### WHAT IS BEING ASKED
Output every line below without omitting or altering anything.

[Dataset records]
--- begin ---
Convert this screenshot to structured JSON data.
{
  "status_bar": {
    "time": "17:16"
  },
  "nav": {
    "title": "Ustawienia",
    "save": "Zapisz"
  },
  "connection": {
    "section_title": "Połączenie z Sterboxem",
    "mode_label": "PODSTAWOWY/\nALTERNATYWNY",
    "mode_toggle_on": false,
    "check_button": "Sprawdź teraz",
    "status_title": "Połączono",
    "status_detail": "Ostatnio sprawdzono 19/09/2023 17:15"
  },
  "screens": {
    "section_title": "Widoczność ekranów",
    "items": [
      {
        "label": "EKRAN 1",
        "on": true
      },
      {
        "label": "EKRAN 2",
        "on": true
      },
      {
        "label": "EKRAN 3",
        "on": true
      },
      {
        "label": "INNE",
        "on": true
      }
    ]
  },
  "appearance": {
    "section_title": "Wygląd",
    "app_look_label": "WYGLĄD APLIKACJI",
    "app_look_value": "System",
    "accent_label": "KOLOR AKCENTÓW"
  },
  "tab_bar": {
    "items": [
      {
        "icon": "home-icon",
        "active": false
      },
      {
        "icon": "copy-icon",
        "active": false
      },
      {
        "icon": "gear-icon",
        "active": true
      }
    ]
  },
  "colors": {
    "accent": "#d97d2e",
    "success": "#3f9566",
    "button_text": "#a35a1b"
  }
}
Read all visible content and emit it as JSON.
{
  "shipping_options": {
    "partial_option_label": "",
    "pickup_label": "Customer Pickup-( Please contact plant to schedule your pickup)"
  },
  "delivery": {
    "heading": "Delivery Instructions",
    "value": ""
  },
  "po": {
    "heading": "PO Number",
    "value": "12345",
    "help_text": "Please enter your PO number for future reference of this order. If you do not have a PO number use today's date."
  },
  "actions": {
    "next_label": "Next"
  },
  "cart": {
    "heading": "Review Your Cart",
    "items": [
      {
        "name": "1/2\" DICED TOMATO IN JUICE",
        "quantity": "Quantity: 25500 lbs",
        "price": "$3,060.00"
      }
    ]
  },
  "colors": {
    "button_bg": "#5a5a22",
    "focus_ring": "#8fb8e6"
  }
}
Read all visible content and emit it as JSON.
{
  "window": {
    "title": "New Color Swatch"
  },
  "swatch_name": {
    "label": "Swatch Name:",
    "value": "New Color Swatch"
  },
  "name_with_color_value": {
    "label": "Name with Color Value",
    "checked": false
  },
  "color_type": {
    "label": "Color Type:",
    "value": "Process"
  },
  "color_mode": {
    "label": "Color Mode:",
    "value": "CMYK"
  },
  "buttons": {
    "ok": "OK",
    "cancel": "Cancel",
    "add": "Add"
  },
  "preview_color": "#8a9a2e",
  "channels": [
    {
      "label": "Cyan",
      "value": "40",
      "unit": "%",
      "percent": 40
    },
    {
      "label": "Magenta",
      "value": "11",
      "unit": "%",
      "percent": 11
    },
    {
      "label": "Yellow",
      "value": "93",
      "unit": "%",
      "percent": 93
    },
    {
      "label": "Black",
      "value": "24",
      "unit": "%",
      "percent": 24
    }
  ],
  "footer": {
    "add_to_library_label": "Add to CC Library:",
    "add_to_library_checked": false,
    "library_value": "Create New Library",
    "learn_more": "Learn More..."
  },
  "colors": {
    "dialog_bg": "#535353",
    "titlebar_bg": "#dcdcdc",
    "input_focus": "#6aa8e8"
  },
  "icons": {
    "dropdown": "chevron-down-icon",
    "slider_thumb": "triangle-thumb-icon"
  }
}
--- end ---
### WRITTEN RESPONSE
Convert this screenshot to structured JSON data.
{
  "status_bar": {
    "time": "17:16"
  },
  "nav": {
    "title": "Ustawienia",
    "save": "Zapisz"
  },
  "connection": {
    "section_title": "Połączenie z Sterboxem",
    "mode_label": "PODSTAWOWY/\nALTERNATYWNY",
    "mode_toggle_on": false,
    "check_button": "Sprawdź teraz",
    "status_title": "Połączono",
    "status_detail": "Ostatnio sprawdzono 19/09/2023 17:15"
  },
  "screens": {
    "section_title": "Widoczność ekranów",
    "items": [
      {
        "label": "EKRAN 1",
        "on": true
      },
      {
        "label": "EKRAN 2",
        "on": true
      },
      {
        "label": "EKRAN 3",
        "on": true
      },
      {
        "label": "INNE",
        "on": true
      }
    ]
  },
  "appearance": {
    "section_title": "Wygląd",
    "app_look_label": "WYGLĄD APLIKACJI",
    "app_look_value": "System",
    "accent_label": "KOLOR AKCENTÓW"
  },
  "tab_bar": {
    "items": [
      {
        "icon": "home-icon",
        "active": false
      },
      {
        "icon": "copy-icon",
        "active": false
      },
      {
        "icon": "gear-icon",
        "active": true
      }
    ]
  },
  "colors": {
    "accent": "#d97d2e",
    "success": "#3f9566",
    "button_text": "#a35a1b"
  }
}
Read all visible content and emit it as JSON.
{
  "shipping_options": {
    "partial_option_label": "",
    "pickup_label": "Customer Pickup-( Please contact plant to schedule your pickup)"
  },
  "delivery": {
    "heading": "Delivery Instructions",
    "value": ""
  },
  "po": {
    "heading": "PO Number",
    "value": "12345",
    "help_text": "Please enter your PO number for future reference of this order. If you do not have a PO number use today's date."
  },
  "actions": {
    "next_label": "Next"
  },
  "cart": {
    "heading": "Review Your Cart",
    "items": [
      {
        "name": "1/2\" DICED TOMATO IN JUICE",
        "quantity": "Quantity: 25500 lbs",
        "price": "$3,060.00"
      }
    ]
  },
  "colors": {
    "button_bg": "#5a5a22",
    "focus_ring": "#8fb8e6"
  }
}
Read all visible content and emit it as JSON.
{
  "window": {
    "title": "New Color Swatch"
  },
  "swatch_name": {
    "label": "Swatch Name:",
    "value": "New Color Swatch"
  },
  "name_with_color_value": {
    "label": "Name with Color Value",
    "checked": false
  },
  "color_type": {
    "label": "Color Type:",
    "value": "Process"
  },
  "color_mode": {
    "label": "Color Mode:",
    "value": "CMYK"
  },
  "buttons": {
    "ok": "OK",
    "cancel": "Cancel",
    "add": "Add"
  },
  "preview_color": "#8a9a2e",
  "channels": [
    {
      "label": "Cyan",
      "value": "40",
      "unit": "%",
      "percent": 40
    },
    {
      "label": "Magenta",
      "value": "11",
      "unit": "%",
      "percent": 11
    },
    {
      "label": "Yellow",
      "value": "93",
      "unit": "%",
      "percent": 93
    },
    {
      "label": "Black",
      "value": "24",
      "unit": "%",
      "percent": 24
    }
  ],
  "footer": {
    "add_to_library_label": "Add to CC Library:",
    "add_to_library_checked": false,
    "library_value": "Create New Library",
    "learn_more": "Learn More..."
  },
  "colors": {
    "dialog_bg": "#535353",
    "titlebar_bg": "#dcdcdc",
    "input_focus": "#6aa8e8"
  },
  "icons": {
    "dropdown": "chevron-down-icon",
    "slider_thumb": "triangle-thumb-icon"
  }
}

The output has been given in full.